** BEGIN **
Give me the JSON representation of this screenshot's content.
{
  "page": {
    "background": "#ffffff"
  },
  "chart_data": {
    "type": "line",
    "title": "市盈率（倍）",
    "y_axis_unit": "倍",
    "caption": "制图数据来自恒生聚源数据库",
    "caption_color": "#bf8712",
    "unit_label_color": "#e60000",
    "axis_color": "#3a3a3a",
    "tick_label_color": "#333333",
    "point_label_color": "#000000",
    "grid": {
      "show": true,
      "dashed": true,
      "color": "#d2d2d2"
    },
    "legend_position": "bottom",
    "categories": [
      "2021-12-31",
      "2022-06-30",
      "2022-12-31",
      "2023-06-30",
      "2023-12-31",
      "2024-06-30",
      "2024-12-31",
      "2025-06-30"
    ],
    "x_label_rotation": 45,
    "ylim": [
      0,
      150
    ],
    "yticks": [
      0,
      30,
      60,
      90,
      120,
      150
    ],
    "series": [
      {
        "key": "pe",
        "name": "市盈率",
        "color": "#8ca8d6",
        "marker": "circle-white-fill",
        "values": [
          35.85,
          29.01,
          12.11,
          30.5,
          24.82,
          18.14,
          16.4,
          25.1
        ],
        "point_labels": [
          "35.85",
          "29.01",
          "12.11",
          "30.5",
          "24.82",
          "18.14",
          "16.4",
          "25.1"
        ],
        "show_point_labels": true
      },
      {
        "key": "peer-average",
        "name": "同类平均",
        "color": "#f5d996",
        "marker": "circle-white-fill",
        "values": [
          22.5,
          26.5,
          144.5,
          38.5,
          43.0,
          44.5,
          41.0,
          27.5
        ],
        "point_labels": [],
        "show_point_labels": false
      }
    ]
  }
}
** END **
Exercise aim: Transcribe every entry word for word.

Written solution:
Give me the JSON representation of this screenshot's content.
{
  "page": {
    "background": "#ffffff"
  },
  "chart_data": {
    "type": "line",
    "title": "市盈率（倍）",
    "y_axis_unit": "倍",
    "caption": "制图数据来自恒生聚源数据库",
    "caption_color": "#bf8712",
    "unit_label_color": "#e60000",
    "axis_color": "#3a3a3a",
    "tick_label_color": "#333333",
    "point_label_color": "#000000",
    "grid": {
      "show": true,
      "dashed": true,
      "color": "#d2d2d2"
    },
    "legend_position": "bottom",
    "categories": [
      "2021-12-31",
      "2022-06-30",
      "2022-12-31",
      "2023-06-30",
      "2023-12-31",
      "2024-06-30",
      "2024-12-31",
      "2025-06-30"
    ],
    "x_label_rotation": 45,
    "ylim": [
      0,
      150
    ],
    "yticks": [
      0,
      30,
      60,
      90,
      120,
      150
    ],
    "series": [
      {
        "key": "pe",
        "name": "市盈率",
        "color": "#8ca8d6",
        "marker": "circle-white-fill",
        "values": [
          35.85,
          29.01,
          12.11,
          30.5,
          24.82,
          18.14,
          16.4,
          25.1
        ],
        "point_labels": [
          "35.85",
          "29.01",
          "12.11",
          "30.5",
          "24.82",
          "18.14",
          "16.4",
          "25.1"
        ],
        "show_point_labels": true
      },
      {
        "key": "peer-average",
        "name": "同类平均",
        "color": "#f5d996",
        "marker": "circle-white-fill",
        "values": [
          22.5,
          26.5,
          144.5,
          38.5,
          43.0,
          44.5,
          41.0,
          27.5
        ],
        "point_labels": [],
        "show_point_labels": false
      }
    ]
  }
}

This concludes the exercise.